+++ The data +++

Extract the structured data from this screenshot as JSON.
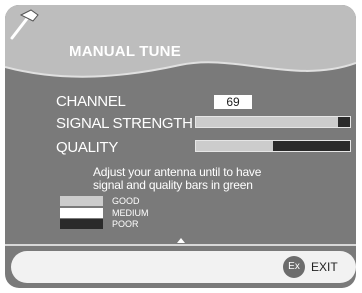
{
  "header": {
    "title": "MANUAL TUNE",
    "icon": "wrench-icon"
  },
  "channel": {
    "label": "CHANNEL",
    "value": "69"
  },
  "signal": {
    "label": "SIGNAL STRENGTH",
    "level": 0.92
  },
  "quality": {
    "label": "QUALITY",
    "level": 0.5
  },
  "instructions": {
    "line1": "Adjust your antenna until to have",
    "line2": "signal and quality bars in green"
  },
  "legend": [
    {
      "label": "GOOD",
      "color": "#cccccc"
    },
    {
      "label": "MEDIUM",
      "color": "#ffffff"
    },
    {
      "label": "POOR",
      "color": "#2a2a2a"
    }
  ],
  "footer": {
    "exit_key": "Ex",
    "exit_label": "EXIT"
  },
  "colors": {
    "panel": "#7a7a7a",
    "header": "#bdbdbd",
    "footer": "#f2f2f2"
  }
}
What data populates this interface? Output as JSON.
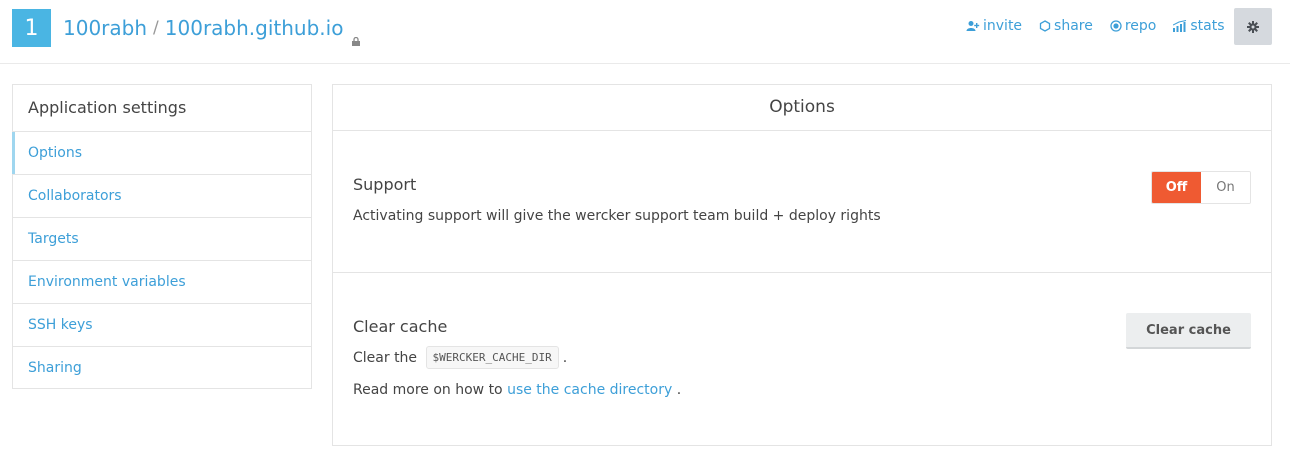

+++

[Exercise prompt]:
Your task is to copy the entries in full and exactly, without any images.

[Full output]:
Extract the structured data from this screenshot as JSON.
{
  "header": {
    "title": "MANUAL TUNE",
    "icon": "wrench-icon"
  },
  "channel": {
    "label": "CHANNEL",
    "value": "69"
  },
  "signal": {
    "label": "SIGNAL STRENGTH",
    "level": 0.92
  },
  "quality": {
    "label": "QUALITY",
    "level": 0.5
  },
  "instructions": {
    "line1": "Adjust your antenna until to have",
    "line2": "signal and quality bars in green"
  },
  "legend": [
    {
      "label": "GOOD",
      "color": "#cccccc"
    },
    {
      "label": "MEDIUM",
      "color": "#ffffff"
    },
    {
      "label": "POOR",
      "color": "#2a2a2a"
    }
  ],
  "footer": {
    "exit_key": "Ex",
    "exit_label": "EXIT"
  },
  "colors": {
    "panel": "#7a7a7a",
    "header": "#bdbdbd",
    "footer": "#f2f2f2"
  }
}
What data populates this interface? Output as JSON.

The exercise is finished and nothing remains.